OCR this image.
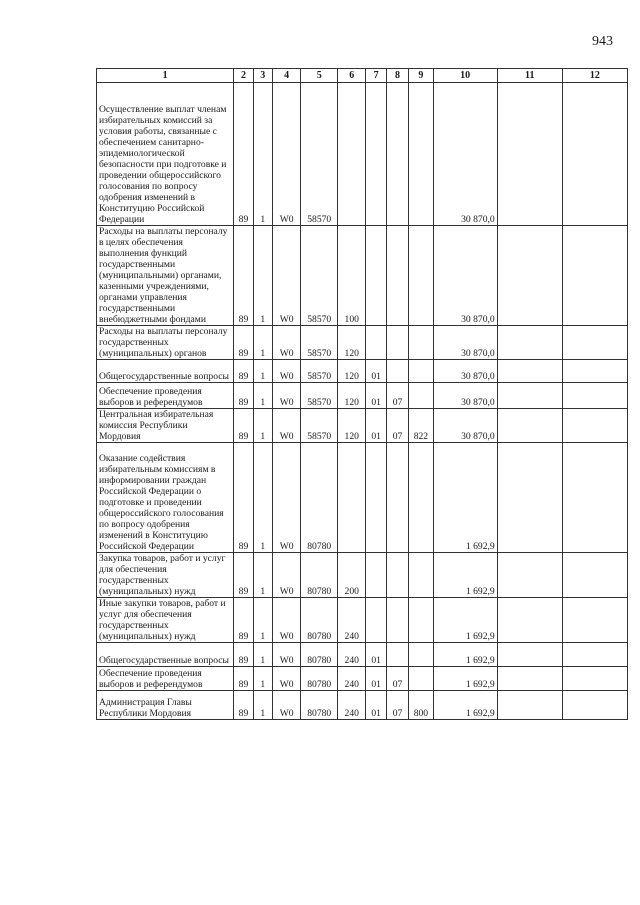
943
1	2	3	4	5	6	7	8	9	10	11	12
Осуществление выплат членам избирательных комиссий за условия работы, связанные с обеспечением санитарно-эпидемиологической безопасности при подготовке и проведении общероссийского голосования по вопросу одобрения изменений в Конституцию Российской Федерации	89	1	W0	58570					30 870,0		
Расходы на выплаты персоналу в целях обеспечения выполнения функций государственными (муниципальными) органами, казенными учреждениями, органами управления государственными внебюджетными фондами	89	1	W0	58570	100				30 870,0		
Расходы на выплаты персоналу государственных (муниципальных) органов	89	1	W0	58570	120				30 870,0		
Общегосударственные вопросы	89	1	W0	58570	120	01			30 870,0		
Обеспечение проведения выборов и референдумов	89	1	W0	58570	120	01	07		30 870,0		
Центральная избирательная комиссия Республики Мордовия	89	1	W0	58570	120	01	07	822	30 870,0		
Оказание содействия избирательным комиссиям в информировании граждан Российской Федерации о подготовке и проведении общероссийского голосования по вопросу одобрения изменений в Конституцию Российской Федерации	89	1	W0	80780					1 692,9		
Закупка товаров, работ и услуг для обеспечения государственных (муниципальных) нужд	89	1	W0	80780	200				1 692,9		
Иные закупки товаров, работ и услуг для обеспечения государственных (муниципальных) нужд	89	1	W0	80780	240				1 692,9		
Общегосударственные вопросы	89	1	W0	80780	240	01			1 692,9		
Обеспечение проведения выборов и референдумов	89	1	W0	80780	240	01	07		1 692,9		
Администрация Главы Республики Мордовия	89	1	W0	80780	240	01	07	800	1 692,9		
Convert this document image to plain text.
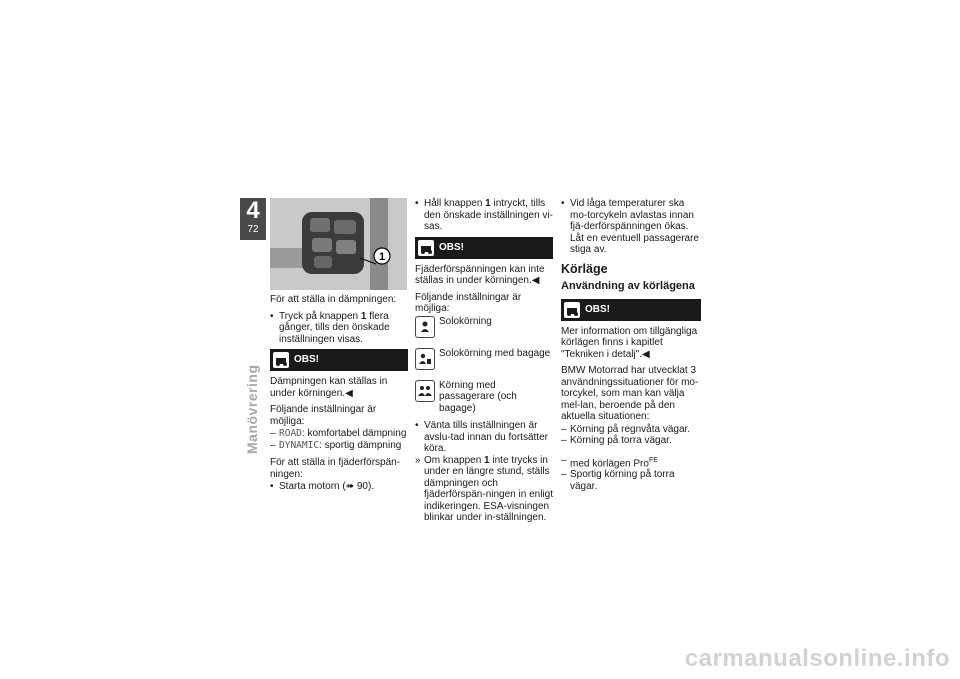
4
72
Manövrering
1

För att ställa in dämpningen:

• Tryck på knappen 1 flera gånger, tills den önskade inställningen visas.
OBS!

Dämpningen kan ställas in under körningen.◀

Följande inställningar är möjliga:

– ROAD: komfortabel dämpning
– DYNAMIC: sportig dämpning

För att ställa in fjäderförspän-ningen:

• Starta motorn (➠ 90).
• Håll knappen 1 intryckt, tills den önskade inställningen vi-sas.
OBS!

Fjäderförspänningen kan inte ställas in under körningen.◀

Följande inställningar är möjliga:

Solokörning
Solokörning med bagage
Körning med passagerare (och bagage)
• Vänta tills inställningen är avslu-tad innan du fortsätter köra.
» Om knappen 1 inte trycks in under en längre stund, ställs dämpningen och fjäderförspän-ningen in enligt indikeringen. ESA-visningen blinkar under in-ställningen.
• Vid låga temperaturer ska mo-torcykeln avlastas innan fjä-derförspänningen ökas. Låt en eventuell passagerare stiga av.
Körläge
Användning av körlägena
OBS!

Mer information om tillgängliga körlägen finns i kapitlet "Tekniken i detalj".◀

BMW Motorrad har utvecklat 3 användningssituationer för mo-torcykel, som man kan välja mel-lan, beroende på den aktuella situationen:

– Körning på regnvåta vägar.
– Körning på torra vägar.
– med körlägen Pro$^{FE}$
– Sportig körning på torra vägar.
carmanualsonline.info
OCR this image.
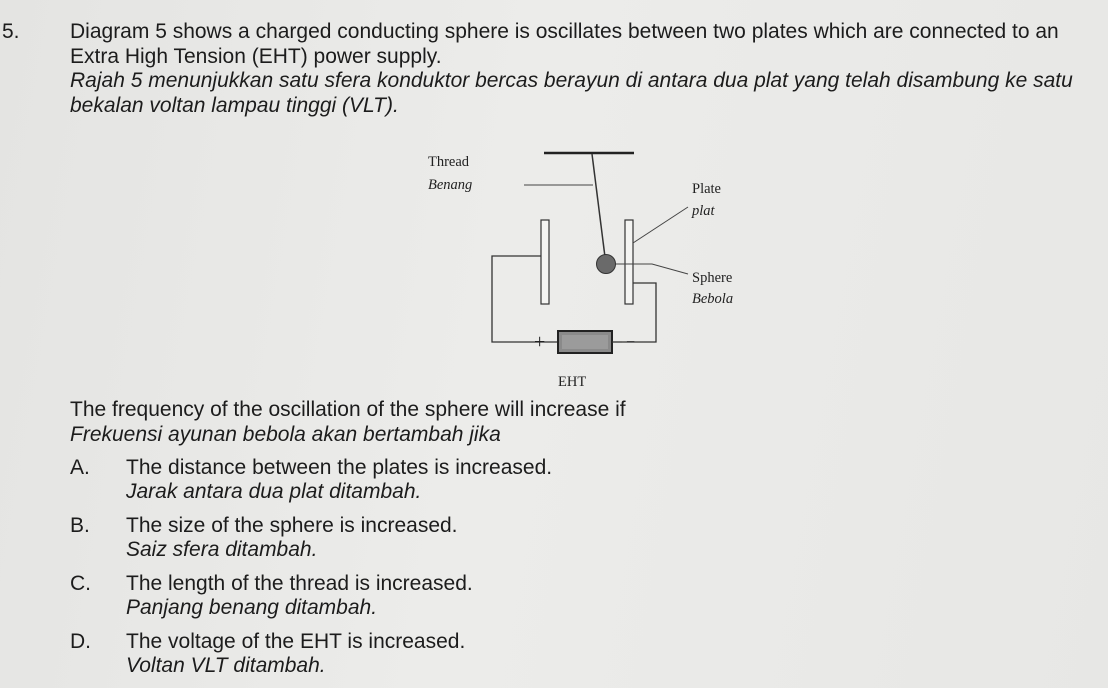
5. Diagram 5 shows a charged conducting sphere is oscillates between two plates which are connected to an Extra High Tension (EHT) power supply.
Rajah 5 menunjukkan satu sfera konduktor bercas berayun di antara dua plat yang telah disambung ke satu bekalan voltan lampau tinggi (VLT).
Thread
Benang	Plate
plat
Sphere
Bebola
+	−
EHT
The frequency of the oscillation of the sphere will increase if
Frekuensi ayunan bebola akan bertambah jika
A.	The distance between the plates is increased.
Jarak antara dua plat ditambah.
B.	The size of the sphere is increased.
Saiz sfera ditambah.
C.	The length of the thread is increased.
Panjang benang ditambah.
D.	The voltage of the EHT is increased.
Voltan VLT ditambah.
-=-=-
• [EXERCISE OBJECTIVE]
The records above are to be restated exactly, without their pictures.

• [FULL SOLUTION]
OCR this image.
943
1	2	3	4	5	6	7	8	9	10	11	12
Осуществление выплат членам избирательных комиссий за условия работы, связанные с обеспечением санитарно-эпидемиологической безопасности при подготовке и проведении общероссийского голосования по вопросу одобрения изменений в Конституцию Российской Федерации	89	1	W0	58570					30 870,0		
Расходы на выплаты персоналу в целях обеспечения выполнения функций государственными (муниципальными) органами, казенными учреждениями, органами управления государственными внебюджетными фондами	89	1	W0	58570	100				30 870,0		
Расходы на выплаты персоналу государственных (муниципальных) органов	89	1	W0	58570	120				30 870,0		
Общегосударственные вопросы	89	1	W0	58570	120	01			30 870,0		
Обеспечение проведения выборов и референдумов	89	1	W0	58570	120	01	07		30 870,0		
Центральная избирательная комиссия Республики Мордовия	89	1	W0	58570	120	01	07	822	30 870,0		
Оказание содействия избирательным комиссиям в информировании граждан Российской Федерации о подготовке и проведении общероссийского голосования по вопросу одобрения изменений в Конституцию Российской Федерации	89	1	W0	80780					1 692,9		
Закупка товаров, работ и услуг для обеспечения государственных (муниципальных) нужд	89	1	W0	80780	200				1 692,9		
Иные закупки товаров, работ и услуг для обеспечения государственных (муниципальных) нужд	89	1	W0	80780	240				1 692,9		
Общегосударственные вопросы	89	1	W0	80780	240	01			1 692,9		
Обеспечение проведения выборов и референдумов	89	1	W0	80780	240	01	07		1 692,9		
Администрация Главы Республики Мордовия	89	1	W0	80780	240	01	07	800	1 692,9		
Convert this document image to plain text.
4
72
Manövrering
1

För att ställa in dämpningen:

• Tryck på knappen 1 flera gånger, tills den önskade inställningen visas.
OBS!

Dämpningen kan ställas in under körningen.◀

Följande inställningar är möjliga:

– ROAD: komfortabel dämpning
– DYNAMIC: sportig dämpning

För att ställa in fjäderförspän-ningen:

• Starta motorn (➠ 90).
• Håll knappen 1 intryckt, tills den önskade inställningen vi-sas.
OBS!

Fjäderförspänningen kan inte ställas in under körningen.◀

Följande inställningar är möjliga:

Solokörning
Solokörning med bagage
Körning med passagerare (och bagage)
• Vänta tills inställningen är avslu-tad innan du fortsätter köra.
» Om knappen 1 inte trycks in under en längre stund, ställs dämpningen och fjäderförspän-ningen in enligt indikeringen. ESA-visningen blinkar under in-ställningen.
• Vid låga temperaturer ska mo-torcykeln avlastas innan fjä-derförspänningen ökas. Låt en eventuell passagerare stiga av.
Körläge
Användning av körlägena
OBS!

Mer information om tillgängliga körlägen finns i kapitlet "Tekniken i detalj".◀

BMW Motorrad har utvecklat 3 användningssituationer för mo-torcykel, som man kan välja mel-lan, beroende på den aktuella situationen:

– Körning på regnvåta vägar.
– Körning på torra vägar.
– med körlägen Pro$^{FE}$
– Sportig körning på torra vägar.
carmanualsonline.info
OCR this image.
5. Diagram 5 shows a charged conducting sphere is oscillates between two plates which are connected to an Extra High Tension (EHT) power supply.
Rajah 5 menunjukkan satu sfera konduktor bercas berayun di antara dua plat yang telah disambung ke satu bekalan voltan lampau tinggi (VLT).
Thread
Benang	Plate
plat
Sphere
Bebola
+	−
EHT
The frequency of the oscillation of the sphere will increase if
Frekuensi ayunan bebola akan bertambah jika
A.	The distance between the plates is increased.
Jarak antara dua plat ditambah.
B.	The size of the sphere is increased.
Saiz sfera ditambah.
C.	The length of the thread is increased.
Panjang benang ditambah.
D.	The voltage of the EHT is increased.
Voltan VLT ditambah.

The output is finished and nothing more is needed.